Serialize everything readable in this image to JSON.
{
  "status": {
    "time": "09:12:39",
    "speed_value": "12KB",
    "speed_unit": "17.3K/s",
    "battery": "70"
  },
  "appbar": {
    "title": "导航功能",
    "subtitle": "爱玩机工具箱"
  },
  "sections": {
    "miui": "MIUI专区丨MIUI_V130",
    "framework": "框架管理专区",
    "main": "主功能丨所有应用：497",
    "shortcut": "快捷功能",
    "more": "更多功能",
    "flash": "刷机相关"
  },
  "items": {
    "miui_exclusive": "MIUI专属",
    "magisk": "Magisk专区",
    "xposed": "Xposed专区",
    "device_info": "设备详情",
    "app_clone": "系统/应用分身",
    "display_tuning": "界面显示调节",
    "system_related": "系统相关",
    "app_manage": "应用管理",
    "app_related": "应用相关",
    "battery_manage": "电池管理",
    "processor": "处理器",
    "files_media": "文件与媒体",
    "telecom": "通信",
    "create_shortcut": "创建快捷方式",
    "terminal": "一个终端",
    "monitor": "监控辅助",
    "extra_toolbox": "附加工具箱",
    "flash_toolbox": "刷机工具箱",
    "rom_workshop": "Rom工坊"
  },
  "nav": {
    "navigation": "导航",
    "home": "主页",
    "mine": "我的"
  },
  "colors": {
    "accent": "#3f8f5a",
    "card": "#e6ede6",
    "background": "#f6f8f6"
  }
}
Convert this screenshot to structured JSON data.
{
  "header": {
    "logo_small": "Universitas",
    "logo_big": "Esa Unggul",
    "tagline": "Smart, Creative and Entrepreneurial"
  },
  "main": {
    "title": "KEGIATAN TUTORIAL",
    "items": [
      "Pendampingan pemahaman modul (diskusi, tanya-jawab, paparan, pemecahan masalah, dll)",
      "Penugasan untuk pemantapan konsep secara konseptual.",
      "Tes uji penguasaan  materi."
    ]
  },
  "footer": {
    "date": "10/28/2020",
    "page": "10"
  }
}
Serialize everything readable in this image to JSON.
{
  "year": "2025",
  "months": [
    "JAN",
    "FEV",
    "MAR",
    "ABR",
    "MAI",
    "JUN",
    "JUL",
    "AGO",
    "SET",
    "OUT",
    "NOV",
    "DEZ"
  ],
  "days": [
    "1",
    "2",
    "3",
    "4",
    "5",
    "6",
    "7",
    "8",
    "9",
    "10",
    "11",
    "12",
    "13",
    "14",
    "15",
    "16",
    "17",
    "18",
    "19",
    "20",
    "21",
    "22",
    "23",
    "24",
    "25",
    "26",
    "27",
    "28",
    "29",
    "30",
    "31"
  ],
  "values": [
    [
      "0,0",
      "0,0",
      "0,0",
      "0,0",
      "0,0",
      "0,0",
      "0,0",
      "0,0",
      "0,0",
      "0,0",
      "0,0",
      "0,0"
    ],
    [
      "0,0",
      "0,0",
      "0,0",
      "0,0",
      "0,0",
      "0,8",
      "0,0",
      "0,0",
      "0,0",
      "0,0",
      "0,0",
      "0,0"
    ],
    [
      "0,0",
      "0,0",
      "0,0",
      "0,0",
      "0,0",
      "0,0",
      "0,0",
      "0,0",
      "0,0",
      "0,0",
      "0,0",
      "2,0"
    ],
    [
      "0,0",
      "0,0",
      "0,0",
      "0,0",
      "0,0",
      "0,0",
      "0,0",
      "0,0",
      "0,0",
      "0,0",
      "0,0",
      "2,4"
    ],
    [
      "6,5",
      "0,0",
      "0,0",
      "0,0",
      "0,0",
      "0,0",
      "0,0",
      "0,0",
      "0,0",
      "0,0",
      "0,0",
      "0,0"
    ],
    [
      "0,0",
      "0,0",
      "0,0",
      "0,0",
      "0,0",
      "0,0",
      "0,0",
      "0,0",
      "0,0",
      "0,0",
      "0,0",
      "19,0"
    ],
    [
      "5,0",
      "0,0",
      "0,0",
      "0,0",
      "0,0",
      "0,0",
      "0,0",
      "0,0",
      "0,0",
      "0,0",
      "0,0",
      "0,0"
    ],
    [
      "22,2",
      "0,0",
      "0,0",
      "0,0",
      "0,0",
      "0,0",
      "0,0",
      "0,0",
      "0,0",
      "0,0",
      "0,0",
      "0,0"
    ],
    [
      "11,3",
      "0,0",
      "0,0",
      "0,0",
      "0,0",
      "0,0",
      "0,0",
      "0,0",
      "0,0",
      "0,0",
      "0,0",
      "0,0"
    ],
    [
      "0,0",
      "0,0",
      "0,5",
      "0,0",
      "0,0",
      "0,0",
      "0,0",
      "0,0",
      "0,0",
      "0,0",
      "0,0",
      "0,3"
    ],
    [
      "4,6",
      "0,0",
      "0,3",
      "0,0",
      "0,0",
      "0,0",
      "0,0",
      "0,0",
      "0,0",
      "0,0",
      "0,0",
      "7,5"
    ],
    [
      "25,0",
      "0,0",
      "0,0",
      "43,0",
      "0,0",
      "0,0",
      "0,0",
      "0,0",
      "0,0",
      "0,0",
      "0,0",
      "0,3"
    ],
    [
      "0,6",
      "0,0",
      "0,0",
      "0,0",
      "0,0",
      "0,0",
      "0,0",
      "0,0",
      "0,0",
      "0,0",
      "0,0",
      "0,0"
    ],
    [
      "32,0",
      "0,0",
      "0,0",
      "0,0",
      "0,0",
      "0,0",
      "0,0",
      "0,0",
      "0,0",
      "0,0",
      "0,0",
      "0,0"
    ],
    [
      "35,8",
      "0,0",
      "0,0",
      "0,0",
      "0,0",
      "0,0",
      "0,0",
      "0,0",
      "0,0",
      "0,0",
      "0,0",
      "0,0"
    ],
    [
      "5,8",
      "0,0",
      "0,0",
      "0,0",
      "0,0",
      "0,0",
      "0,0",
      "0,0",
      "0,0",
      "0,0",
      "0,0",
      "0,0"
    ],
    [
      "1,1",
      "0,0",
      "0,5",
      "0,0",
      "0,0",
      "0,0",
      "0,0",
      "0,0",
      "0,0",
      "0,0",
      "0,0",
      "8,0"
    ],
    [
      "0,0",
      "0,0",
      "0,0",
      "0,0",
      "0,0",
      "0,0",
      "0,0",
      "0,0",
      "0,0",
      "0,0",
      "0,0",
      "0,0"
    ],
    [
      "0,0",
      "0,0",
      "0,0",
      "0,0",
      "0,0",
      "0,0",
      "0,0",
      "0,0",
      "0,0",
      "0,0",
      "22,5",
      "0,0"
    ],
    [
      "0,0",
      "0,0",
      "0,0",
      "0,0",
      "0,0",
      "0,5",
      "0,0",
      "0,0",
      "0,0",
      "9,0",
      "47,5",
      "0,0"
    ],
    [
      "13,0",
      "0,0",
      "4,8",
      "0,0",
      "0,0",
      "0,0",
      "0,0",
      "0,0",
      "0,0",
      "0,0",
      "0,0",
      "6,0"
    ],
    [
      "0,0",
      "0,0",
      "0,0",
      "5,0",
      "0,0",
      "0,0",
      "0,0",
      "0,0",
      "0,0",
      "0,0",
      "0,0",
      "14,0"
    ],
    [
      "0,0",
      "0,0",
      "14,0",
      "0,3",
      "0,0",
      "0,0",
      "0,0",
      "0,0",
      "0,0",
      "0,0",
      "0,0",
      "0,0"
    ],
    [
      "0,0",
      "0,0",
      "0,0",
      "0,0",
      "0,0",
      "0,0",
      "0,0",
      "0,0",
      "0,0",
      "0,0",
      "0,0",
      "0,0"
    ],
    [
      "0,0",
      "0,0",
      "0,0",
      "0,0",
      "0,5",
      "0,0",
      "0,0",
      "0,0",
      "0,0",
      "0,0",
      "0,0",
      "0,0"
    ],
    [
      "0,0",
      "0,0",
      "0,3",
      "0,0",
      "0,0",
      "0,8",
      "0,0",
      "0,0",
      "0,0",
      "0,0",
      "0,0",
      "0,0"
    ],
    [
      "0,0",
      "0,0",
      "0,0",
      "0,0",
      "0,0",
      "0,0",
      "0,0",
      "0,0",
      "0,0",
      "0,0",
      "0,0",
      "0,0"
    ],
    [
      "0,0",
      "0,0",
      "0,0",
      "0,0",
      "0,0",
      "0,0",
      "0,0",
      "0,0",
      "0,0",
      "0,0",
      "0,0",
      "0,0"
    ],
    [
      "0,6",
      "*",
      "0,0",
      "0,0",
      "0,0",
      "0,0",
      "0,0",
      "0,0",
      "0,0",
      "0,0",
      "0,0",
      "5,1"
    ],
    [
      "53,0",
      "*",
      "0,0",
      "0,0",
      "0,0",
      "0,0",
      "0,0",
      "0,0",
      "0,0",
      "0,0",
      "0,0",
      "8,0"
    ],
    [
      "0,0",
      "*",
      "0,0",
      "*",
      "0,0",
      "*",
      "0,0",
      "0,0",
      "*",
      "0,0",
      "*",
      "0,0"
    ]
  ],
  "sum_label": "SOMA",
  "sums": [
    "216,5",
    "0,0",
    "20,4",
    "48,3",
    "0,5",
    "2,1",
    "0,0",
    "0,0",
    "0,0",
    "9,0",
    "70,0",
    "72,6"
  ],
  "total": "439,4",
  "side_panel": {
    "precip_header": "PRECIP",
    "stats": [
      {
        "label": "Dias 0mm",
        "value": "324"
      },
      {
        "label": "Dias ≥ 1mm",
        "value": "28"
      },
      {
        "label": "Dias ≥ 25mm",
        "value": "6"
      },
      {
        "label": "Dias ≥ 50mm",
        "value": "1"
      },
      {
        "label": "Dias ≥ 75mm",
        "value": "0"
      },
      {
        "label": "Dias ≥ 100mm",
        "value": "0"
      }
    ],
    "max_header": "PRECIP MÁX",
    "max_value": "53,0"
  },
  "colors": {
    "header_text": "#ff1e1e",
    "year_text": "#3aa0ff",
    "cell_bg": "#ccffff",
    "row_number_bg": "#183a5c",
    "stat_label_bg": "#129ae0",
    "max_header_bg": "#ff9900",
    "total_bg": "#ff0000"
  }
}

- SET PROBLEM -
Your answer should be one number: how many lines of the listing include the word "Dias".

- RESPONSE TO THE EXERCISE -
6